Data for the task
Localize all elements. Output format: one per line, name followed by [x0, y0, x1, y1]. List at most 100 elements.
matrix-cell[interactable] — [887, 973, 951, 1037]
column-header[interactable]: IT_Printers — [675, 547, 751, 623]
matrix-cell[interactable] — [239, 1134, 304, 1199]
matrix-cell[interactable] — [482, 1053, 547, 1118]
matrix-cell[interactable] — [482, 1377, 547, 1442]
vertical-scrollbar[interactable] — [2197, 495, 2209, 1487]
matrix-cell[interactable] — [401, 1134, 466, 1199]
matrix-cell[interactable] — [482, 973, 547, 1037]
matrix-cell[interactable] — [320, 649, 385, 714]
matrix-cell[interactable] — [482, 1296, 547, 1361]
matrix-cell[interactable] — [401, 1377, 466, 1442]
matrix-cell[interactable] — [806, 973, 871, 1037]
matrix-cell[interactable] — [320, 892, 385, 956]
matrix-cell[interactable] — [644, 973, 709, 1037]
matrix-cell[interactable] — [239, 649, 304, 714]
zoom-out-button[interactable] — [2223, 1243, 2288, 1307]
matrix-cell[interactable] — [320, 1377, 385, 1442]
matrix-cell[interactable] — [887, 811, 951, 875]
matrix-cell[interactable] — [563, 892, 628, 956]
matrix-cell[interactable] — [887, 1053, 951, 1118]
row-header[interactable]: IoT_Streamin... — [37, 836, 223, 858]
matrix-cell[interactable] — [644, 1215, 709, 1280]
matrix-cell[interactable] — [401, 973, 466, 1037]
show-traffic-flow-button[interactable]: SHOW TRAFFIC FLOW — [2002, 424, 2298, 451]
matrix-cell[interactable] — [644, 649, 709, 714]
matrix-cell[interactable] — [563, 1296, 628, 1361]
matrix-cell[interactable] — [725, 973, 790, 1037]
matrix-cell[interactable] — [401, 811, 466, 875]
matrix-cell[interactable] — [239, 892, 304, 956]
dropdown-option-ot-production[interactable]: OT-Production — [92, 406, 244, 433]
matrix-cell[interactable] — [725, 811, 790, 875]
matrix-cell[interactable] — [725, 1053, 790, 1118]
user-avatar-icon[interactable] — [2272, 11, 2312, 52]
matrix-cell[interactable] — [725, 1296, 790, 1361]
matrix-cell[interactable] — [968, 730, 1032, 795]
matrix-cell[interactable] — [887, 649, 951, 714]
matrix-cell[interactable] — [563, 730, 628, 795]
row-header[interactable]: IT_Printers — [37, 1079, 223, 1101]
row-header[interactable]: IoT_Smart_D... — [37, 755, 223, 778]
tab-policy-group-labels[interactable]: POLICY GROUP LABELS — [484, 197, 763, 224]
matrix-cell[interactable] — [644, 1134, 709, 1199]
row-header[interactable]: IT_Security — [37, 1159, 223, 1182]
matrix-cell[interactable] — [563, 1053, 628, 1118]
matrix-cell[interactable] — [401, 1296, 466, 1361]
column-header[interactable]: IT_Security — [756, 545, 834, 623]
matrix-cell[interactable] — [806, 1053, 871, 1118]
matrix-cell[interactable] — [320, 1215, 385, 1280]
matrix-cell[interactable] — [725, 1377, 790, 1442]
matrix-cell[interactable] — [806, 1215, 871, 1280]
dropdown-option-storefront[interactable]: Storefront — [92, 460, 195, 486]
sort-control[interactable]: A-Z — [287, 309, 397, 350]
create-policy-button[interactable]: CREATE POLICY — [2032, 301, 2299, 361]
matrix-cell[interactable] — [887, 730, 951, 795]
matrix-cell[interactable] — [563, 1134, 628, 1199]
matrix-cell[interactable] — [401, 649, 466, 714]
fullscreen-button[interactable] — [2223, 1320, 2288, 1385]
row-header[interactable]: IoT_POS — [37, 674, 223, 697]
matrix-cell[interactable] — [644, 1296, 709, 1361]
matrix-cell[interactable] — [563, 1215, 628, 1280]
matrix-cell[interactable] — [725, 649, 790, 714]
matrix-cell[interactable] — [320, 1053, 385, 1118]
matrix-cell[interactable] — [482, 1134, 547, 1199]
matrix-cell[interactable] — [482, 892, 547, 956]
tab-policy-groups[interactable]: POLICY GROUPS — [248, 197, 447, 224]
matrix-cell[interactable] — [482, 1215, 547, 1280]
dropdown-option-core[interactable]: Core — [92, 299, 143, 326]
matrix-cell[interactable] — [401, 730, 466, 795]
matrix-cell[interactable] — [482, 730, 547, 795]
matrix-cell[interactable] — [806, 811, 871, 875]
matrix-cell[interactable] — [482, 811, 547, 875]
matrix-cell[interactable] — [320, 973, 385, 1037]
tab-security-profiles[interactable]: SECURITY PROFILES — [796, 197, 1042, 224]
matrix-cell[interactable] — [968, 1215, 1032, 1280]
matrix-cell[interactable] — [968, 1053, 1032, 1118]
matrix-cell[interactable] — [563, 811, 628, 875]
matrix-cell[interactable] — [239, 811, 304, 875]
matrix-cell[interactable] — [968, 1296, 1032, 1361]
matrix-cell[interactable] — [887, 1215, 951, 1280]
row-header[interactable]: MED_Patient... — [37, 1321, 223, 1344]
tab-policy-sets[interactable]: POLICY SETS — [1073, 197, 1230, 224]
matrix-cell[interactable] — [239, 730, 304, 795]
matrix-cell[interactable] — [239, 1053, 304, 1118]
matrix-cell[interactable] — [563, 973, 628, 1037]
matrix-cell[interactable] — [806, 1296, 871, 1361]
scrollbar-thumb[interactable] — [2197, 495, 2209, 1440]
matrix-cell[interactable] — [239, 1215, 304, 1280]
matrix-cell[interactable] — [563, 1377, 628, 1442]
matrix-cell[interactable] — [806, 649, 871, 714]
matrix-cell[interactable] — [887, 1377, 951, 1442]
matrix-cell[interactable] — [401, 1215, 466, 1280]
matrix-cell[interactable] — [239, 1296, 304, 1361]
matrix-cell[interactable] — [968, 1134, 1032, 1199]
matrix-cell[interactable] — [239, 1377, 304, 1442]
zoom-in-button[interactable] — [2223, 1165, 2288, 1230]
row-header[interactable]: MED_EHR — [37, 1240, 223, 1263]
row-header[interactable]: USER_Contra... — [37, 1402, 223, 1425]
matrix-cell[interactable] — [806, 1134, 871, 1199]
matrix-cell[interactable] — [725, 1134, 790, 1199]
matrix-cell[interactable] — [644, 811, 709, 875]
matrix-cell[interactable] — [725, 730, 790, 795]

To do
Lay out every line of the listing above as a JSON array of strings, one string per line, with blank lines left out.

Complete response
[
  "Localize all elements. Output format: one per line, name followed by [x0, y0, x1, y1]. List at most 100 elements.",
  "matrix-cell[interactable] — [887, 973, 951, 1037]",
  "column-header[interactable]: IT_Printers — [675, 547, 751, 623]",
  "matrix-cell[interactable] — [239, 1134, 304, 1199]",
  "matrix-cell[interactable] — [482, 1053, 547, 1118]",
  "matrix-cell[interactable] — [482, 1377, 547, 1442]",
  "vertical-scrollbar[interactable] — [2197, 495, 2209, 1487]",
  "matrix-cell[interactable] — [401, 1134, 466, 1199]",
  "matrix-cell[interactable] — [482, 973, 547, 1037]",
  "matrix-cell[interactable] — [320, 649, 385, 714]",
  "matrix-cell[interactable] — [482, 1296, 547, 1361]",
  "matrix-cell[interactable] — [401, 1377, 466, 1442]",
  "matrix-cell[interactable] — [806, 973, 871, 1037]",
  "matrix-cell[interactable] — [320, 892, 385, 956]",
  "matrix-cell[interactable] — [644, 973, 709, 1037]",
  "matrix-cell[interactable] — [239, 649, 304, 714]",
  "zoom-out-button[interactable] — [2223, 1243, 2288, 1307]",
  "matrix-cell[interactable] — [320, 1377, 385, 1442]",
  "matrix-cell[interactable] — [887, 811, 951, 875]",
  "matrix-cell[interactable] — [563, 892, 628, 956]",
  "matrix-cell[interactable] — [887, 1053, 951, 1118]",
  "row-header[interactable]: IoT_Streamin... — [37, 836, 223, 858]",
  "matrix-cell[interactable] — [644, 1215, 709, 1280]",
  "matrix-cell[interactable] — [401, 973, 466, 1037]",
  "show-traffic-flow-button[interactable]: SHOW TRAFFIC FLOW — [2002, 424, 2298, 451]",
  "matrix-cell[interactable] — [644, 649, 709, 714]",
  "matrix-cell[interactable] — [563, 1296, 628, 1361]",
  "matrix-cell[interactable] — [725, 973, 790, 1037]",
  "matrix-cell[interactable] — [401, 811, 466, 875]",
  "matrix-cell[interactable] — [239, 892, 304, 956]",
  "dropdown-option-ot-production[interactable]: OT-Production — [92, 406, 244, 433]",
  "matrix-cell[interactable] — [725, 811, 790, 875]",
  "matrix-cell[interactable] — [725, 1053, 790, 1118]",
  "user-avatar-icon[interactable] — [2272, 11, 2312, 52]",
  "matrix-cell[interactable] — [725, 1296, 790, 1361]",
  "matrix-cell[interactable] — [968, 730, 1032, 795]",
  "matrix-cell[interactable] — [887, 649, 951, 714]",
  "matrix-cell[interactable] — [563, 730, 628, 795]",
  "row-header[interactable]: IT_Printers — [37, 1079, 223, 1101]",
  "row-header[interactable]: IoT_Smart_D... — [37, 755, 223, 778]",
  "tab-policy-group-labels[interactable]: POLICY GROUP LABELS — [484, 197, 763, 224]",
  "matrix-cell[interactable] — [644, 1134, 709, 1199]",
  "row-header[interactable]: IT_Security — [37, 1159, 223, 1182]",
  "matrix-cell[interactable] — [563, 1053, 628, 1118]",
  "matrix-cell[interactable] — [401, 1296, 466, 1361]",
  "column-header[interactable]: IT_Security — [756, 545, 834, 623]",
  "matrix-cell[interactable] — [806, 1053, 871, 1118]",
  "matrix-cell[interactable] — [320, 1215, 385, 1280]",
  "matrix-cell[interactable] — [725, 1377, 790, 1442]",
  "matrix-cell[interactable] — [806, 1215, 871, 1280]",
  "dropdown-option-storefront[interactable]: Storefront — [92, 460, 195, 486]",
  "sort-control[interactable]: A-Z — [287, 309, 397, 350]",
  "create-policy-button[interactable]: CREATE POLICY — [2032, 301, 2299, 361]",
  "matrix-cell[interactable] — [887, 730, 951, 795]",
  "matrix-cell[interactable] — [563, 1134, 628, 1199]",
  "matrix-cell[interactable] — [401, 649, 466, 714]",
  "fullscreen-button[interactable] — [2223, 1320, 2288, 1385]",
  "row-header[interactable]: IoT_POS — [37, 674, 223, 697]",
  "matrix-cell[interactable] — [644, 1296, 709, 1361]",
  "matrix-cell[interactable] — [563, 1215, 628, 1280]",
  "matrix-cell[interactable] — [725, 649, 790, 714]",
  "matrix-cell[interactable] — [320, 1053, 385, 1118]",
  "matrix-cell[interactable] — [482, 1134, 547, 1199]",
  "matrix-cell[interactable] — [482, 892, 547, 956]",
  "tab-policy-groups[interactable]: POLICY GROUPS — [248, 197, 447, 224]",
  "matrix-cell[interactable] — [482, 1215, 547, 1280]",
  "dropdown-option-core[interactable]: Core — [92, 299, 143, 326]",
  "matrix-cell[interactable] — [401, 730, 466, 795]",
  "matrix-cell[interactable] — [482, 730, 547, 795]",
  "matrix-cell[interactable] — [806, 811, 871, 875]",
  "matrix-cell[interactable] — [482, 811, 547, 875]",
  "matrix-cell[interactable] — [320, 973, 385, 1037]",
  "tab-security-profiles[interactable]: SECURITY PROFILES — [796, 197, 1042, 224]",
  "matrix-cell[interactable] — [968, 1215, 1032, 1280]",
  "matrix-cell[interactable] — [968, 1053, 1032, 1118]",
  "matrix-cell[interactable] — [563, 811, 628, 875]",
  "matrix-cell[interactable] — [239, 811, 304, 875]",
  "matrix-cell[interactable] — [968, 1296, 1032, 1361]",
  "matrix-cell[interactable] — [887, 1215, 951, 1280]",
  "row-header[interactable]: MED_Patient... — [37, 1321, 223, 1344]",
  "tab-policy-sets[interactable]: POLICY SETS — [1073, 197, 1230, 224]",
  "matrix-cell[interactable] — [239, 730, 304, 795]",
  "matrix-cell[interactable] — [239, 1053, 304, 1118]",
  "matrix-cell[interactable] — [563, 973, 628, 1037]",
  "matrix-cell[interactable] — [806, 1296, 871, 1361]",
  "scrollbar-thumb[interactable] — [2197, 495, 2209, 1440]",
  "matrix-cell[interactable] — [239, 1215, 304, 1280]",
  "matrix-cell[interactable] — [563, 1377, 628, 1442]",
  "matrix-cell[interactable] — [806, 649, 871, 714]",
  "matrix-cell[interactable] — [887, 1377, 951, 1442]",
  "matrix-cell[interactable] — [401, 1215, 466, 1280]",
  "matrix-cell[interactable] — [239, 1296, 304, 1361]",
  "matrix-cell[interactable] — [968, 1134, 1032, 1199]",
  "matrix-cell[interactable] — [239, 1377, 304, 1442]",
  "zoom-in-button[interactable] — [2223, 1165, 2288, 1230]",
  "row-header[interactable]: MED_EHR — [37, 1240, 223, 1263]",
  "row-header[interactable]: USER_Contra... — [37, 1402, 223, 1425]",
  "matrix-cell[interactable] — [806, 1134, 871, 1199]",
  "matrix-cell[interactable] — [725, 1134, 790, 1199]",
  "matrix-cell[interactable] — [644, 811, 709, 875]",
  "matrix-cell[interactable] — [725, 730, 790, 795]"
]